The problem -> Print every entry exactly as written.

+++++

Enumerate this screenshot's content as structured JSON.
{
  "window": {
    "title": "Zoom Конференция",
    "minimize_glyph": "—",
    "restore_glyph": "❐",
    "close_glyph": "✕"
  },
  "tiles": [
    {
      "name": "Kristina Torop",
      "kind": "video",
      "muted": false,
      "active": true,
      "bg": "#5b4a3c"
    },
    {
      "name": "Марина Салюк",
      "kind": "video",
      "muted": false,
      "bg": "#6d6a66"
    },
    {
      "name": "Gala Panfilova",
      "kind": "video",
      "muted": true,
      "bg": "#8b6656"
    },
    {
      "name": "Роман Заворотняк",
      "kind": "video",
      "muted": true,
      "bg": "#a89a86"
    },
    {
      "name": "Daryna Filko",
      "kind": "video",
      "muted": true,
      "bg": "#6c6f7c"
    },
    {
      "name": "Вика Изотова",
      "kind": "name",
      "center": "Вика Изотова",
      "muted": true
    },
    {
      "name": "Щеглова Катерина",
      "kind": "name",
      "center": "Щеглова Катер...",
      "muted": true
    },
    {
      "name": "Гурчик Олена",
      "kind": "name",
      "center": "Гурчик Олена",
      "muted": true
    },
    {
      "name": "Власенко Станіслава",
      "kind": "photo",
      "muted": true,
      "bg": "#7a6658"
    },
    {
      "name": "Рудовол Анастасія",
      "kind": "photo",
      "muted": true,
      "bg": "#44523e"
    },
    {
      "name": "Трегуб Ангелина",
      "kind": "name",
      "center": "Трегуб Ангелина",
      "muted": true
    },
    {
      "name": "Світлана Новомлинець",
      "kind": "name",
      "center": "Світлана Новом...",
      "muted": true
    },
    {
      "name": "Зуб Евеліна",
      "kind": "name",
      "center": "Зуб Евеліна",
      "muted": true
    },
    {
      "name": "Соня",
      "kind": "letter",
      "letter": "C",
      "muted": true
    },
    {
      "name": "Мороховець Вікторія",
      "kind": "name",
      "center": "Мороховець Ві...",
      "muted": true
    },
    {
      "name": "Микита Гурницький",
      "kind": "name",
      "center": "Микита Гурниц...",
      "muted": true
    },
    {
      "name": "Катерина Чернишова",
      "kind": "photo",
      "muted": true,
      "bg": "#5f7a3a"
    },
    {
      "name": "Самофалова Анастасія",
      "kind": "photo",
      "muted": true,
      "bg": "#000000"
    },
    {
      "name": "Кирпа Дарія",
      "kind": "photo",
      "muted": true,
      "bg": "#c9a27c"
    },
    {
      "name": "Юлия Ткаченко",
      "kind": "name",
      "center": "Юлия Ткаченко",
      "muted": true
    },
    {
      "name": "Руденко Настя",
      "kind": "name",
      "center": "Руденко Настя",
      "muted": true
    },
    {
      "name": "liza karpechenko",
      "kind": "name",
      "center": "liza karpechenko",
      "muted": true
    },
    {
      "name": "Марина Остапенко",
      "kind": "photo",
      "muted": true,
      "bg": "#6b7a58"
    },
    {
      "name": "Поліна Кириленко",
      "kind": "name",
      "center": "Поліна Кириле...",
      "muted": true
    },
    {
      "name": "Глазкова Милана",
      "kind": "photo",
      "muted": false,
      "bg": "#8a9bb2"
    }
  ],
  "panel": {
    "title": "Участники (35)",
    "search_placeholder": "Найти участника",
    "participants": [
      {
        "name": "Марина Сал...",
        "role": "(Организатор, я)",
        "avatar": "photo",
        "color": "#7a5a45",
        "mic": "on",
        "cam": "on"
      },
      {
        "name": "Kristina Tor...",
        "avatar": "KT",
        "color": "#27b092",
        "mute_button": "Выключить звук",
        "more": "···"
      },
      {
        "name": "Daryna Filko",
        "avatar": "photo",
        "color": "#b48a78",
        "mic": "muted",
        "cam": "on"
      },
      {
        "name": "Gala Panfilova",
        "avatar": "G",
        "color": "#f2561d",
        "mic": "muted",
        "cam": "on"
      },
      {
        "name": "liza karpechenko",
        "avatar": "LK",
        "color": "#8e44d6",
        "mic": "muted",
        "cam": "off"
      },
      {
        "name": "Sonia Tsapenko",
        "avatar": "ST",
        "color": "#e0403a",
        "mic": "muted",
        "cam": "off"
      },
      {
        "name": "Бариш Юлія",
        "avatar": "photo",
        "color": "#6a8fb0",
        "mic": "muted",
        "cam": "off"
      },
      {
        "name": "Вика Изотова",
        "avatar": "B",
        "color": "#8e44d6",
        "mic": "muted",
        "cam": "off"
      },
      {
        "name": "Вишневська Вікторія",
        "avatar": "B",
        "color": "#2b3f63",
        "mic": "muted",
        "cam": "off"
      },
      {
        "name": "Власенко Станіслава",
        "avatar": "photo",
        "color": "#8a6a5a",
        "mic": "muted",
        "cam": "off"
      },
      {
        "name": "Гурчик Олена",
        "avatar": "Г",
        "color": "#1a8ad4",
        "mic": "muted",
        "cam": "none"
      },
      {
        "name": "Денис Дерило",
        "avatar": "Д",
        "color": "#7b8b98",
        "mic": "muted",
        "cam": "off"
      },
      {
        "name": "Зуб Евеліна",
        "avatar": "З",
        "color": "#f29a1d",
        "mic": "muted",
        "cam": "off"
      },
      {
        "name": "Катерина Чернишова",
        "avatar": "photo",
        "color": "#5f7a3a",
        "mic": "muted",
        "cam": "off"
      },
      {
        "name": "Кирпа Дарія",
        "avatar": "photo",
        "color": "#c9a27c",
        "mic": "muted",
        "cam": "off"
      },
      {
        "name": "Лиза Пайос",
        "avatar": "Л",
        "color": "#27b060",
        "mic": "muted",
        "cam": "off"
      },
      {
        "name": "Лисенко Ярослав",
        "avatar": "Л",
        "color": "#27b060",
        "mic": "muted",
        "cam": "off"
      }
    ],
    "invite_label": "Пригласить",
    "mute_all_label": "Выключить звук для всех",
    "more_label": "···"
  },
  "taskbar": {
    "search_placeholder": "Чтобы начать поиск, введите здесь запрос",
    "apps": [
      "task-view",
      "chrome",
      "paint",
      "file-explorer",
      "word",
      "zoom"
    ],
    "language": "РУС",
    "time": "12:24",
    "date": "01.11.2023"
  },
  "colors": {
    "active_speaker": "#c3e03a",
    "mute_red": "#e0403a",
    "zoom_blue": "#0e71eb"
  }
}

+++++

Response to the exercise ->
Enumerate this screenshot's content as structured JSON.
{
  "window": {
    "title": "Zoom Конференция",
    "minimize_glyph": "—",
    "restore_glyph": "❐",
    "close_glyph": "✕"
  },
  "tiles": [
    {
      "name": "Kristina Torop",
      "kind": "video",
      "muted": false,
      "active": true,
      "bg": "#5b4a3c"
    },
    {
      "name": "Марина Салюк",
      "kind": "video",
      "muted": false,
      "bg": "#6d6a66"
    },
    {
      "name": "Gala Panfilova",
      "kind": "video",
      "muted": true,
      "bg": "#8b6656"
    },
    {
      "name": "Роман Заворотняк",
      "kind": "video",
      "muted": true,
      "bg": "#a89a86"
    },
    {
      "name": "Daryna Filko",
      "kind": "video",
      "muted": true,
      "bg": "#6c6f7c"
    },
    {
      "name": "Вика Изотова",
      "kind": "name",
      "center": "Вика Изотова",
      "muted": true
    },
    {
      "name": "Щеглова Катерина",
      "kind": "name",
      "center": "Щеглова Катер...",
      "muted": true
    },
    {
      "name": "Гурчик Олена",
      "kind": "name",
      "center": "Гурчик Олена",
      "muted": true
    },
    {
      "name": "Власенко Станіслава",
      "kind": "photo",
      "muted": true,
      "bg": "#7a6658"
    },
    {
      "name": "Рудовол Анастасія",
      "kind": "photo",
      "muted": true,
      "bg": "#44523e"
    },
    {
      "name": "Трегуб Ангелина",
      "kind": "name",
      "center": "Трегуб Ангелина",
      "muted": true
    },
    {
      "name": "Світлана Новомлинець",
      "kind": "name",
      "center": "Світлана Новом...",
      "muted": true
    },
    {
      "name": "Зуб Евеліна",
      "kind": "name",
      "center": "Зуб Евеліна",
      "muted": true
    },
    {
      "name": "Соня",
      "kind": "letter",
      "letter": "C",
      "muted": true
    },
    {
      "name": "Мороховець Вікторія",
      "kind": "name",
      "center": "Мороховець Ві...",
      "muted": true
    },
    {
      "name": "Микита Гурницький",
      "kind": "name",
      "center": "Микита Гурниц...",
      "muted": true
    },
    {
      "name": "Катерина Чернишова",
      "kind": "photo",
      "muted": true,
      "bg": "#5f7a3a"
    },
    {
      "name": "Самофалова Анастасія",
      "kind": "photo",
      "muted": true,
      "bg": "#000000"
    },
    {
      "name": "Кирпа Дарія",
      "kind": "photo",
      "muted": true,
      "bg": "#c9a27c"
    },
    {
      "name": "Юлия Ткаченко",
      "kind": "name",
      "center": "Юлия Ткаченко",
      "muted": true
    },
    {
      "name": "Руденко Настя",
      "kind": "name",
      "center": "Руденко Настя",
      "muted": true
    },
    {
      "name": "liza karpechenko",
      "kind": "name",
      "center": "liza karpechenko",
      "muted": true
    },
    {
      "name": "Марина Остапенко",
      "kind": "photo",
      "muted": true,
      "bg": "#6b7a58"
    },
    {
      "name": "Поліна Кириленко",
      "kind": "name",
      "center": "Поліна Кириле...",
      "muted": true
    },
    {
      "name": "Глазкова Милана",
      "kind": "photo",
      "muted": false,
      "bg": "#8a9bb2"
    }
  ],
  "panel": {
    "title": "Участники (35)",
    "search_placeholder": "Найти участника",
    "participants": [
      {
        "name": "Марина Сал...",
        "role": "(Организатор, я)",
        "avatar": "photo",
        "color": "#7a5a45",
        "mic": "on",
        "cam": "on"
      },
      {
        "name": "Kristina Tor...",
        "avatar": "KT",
        "color": "#27b092",
        "mute_button": "Выключить звук",
        "more": "···"
      },
      {
        "name": "Daryna Filko",
        "avatar": "photo",
        "color": "#b48a78",
        "mic": "muted",
        "cam": "on"
      },
      {
        "name": "Gala Panfilova",
        "avatar": "G",
        "color": "#f2561d",
        "mic": "muted",
        "cam": "on"
      },
      {
        "name": "liza karpechenko",
        "avatar": "LK",
        "color": "#8e44d6",
        "mic": "muted",
        "cam": "off"
      },
      {
        "name": "Sonia Tsapenko",
        "avatar": "ST",
        "color": "#e0403a",
        "mic": "muted",
        "cam": "off"
      },
      {
        "name": "Бариш Юлія",
        "avatar": "photo",
        "color": "#6a8fb0",
        "mic": "muted",
        "cam": "off"
      },
      {
        "name": "Вика Изотова",
        "avatar": "B",
        "color": "#8e44d6",
        "mic": "muted",
        "cam": "off"
      },
      {
        "name": "Вишневська Вікторія",
        "avatar": "B",
        "color": "#2b3f63",
        "mic": "muted",
        "cam": "off"
      },
      {
        "name": "Власенко Станіслава",
        "avatar": "photo",
        "color": "#8a6a5a",
        "mic": "muted",
        "cam": "off"
      },
      {
        "name": "Гурчик Олена",
        "avatar": "Г",
        "color": "#1a8ad4",
        "mic": "muted",
        "cam": "none"
      },
      {
        "name": "Денис Дерило",
        "avatar": "Д",
        "color": "#7b8b98",
        "mic": "muted",
        "cam": "off"
      },
      {
        "name": "Зуб Евеліна",
        "avatar": "З",
        "color": "#f29a1d",
        "mic": "muted",
        "cam": "off"
      },
      {
        "name": "Катерина Чернишова",
        "avatar": "photo",
        "color": "#5f7a3a",
        "mic": "muted",
        "cam": "off"
      },
      {
        "name": "Кирпа Дарія",
        "avatar": "photo",
        "color": "#c9a27c",
        "mic": "muted",
        "cam": "off"
      },
      {
        "name": "Лиза Пайос",
        "avatar": "Л",
        "color": "#27b060",
        "mic": "muted",
        "cam": "off"
      },
      {
        "name": "Лисенко Ярослав",
        "avatar": "Л",
        "color": "#27b060",
        "mic": "muted",
        "cam": "off"
      }
    ],
    "invite_label": "Пригласить",
    "mute_all_label": "Выключить звук для всех",
    "more_label": "···"
  },
  "taskbar": {
    "search_placeholder": "Чтобы начать поиск, введите здесь запрос",
    "apps": [
      "task-view",
      "chrome",
      "paint",
      "file-explorer",
      "word",
      "zoom"
    ],
    "language": "РУС",
    "time": "12:24",
    "date": "01.11.2023"
  },
  "colors": {
    "active_speaker": "#c3e03a",
    "mute_red": "#e0403a",
    "zoom_blue": "#0e71eb"
  }
}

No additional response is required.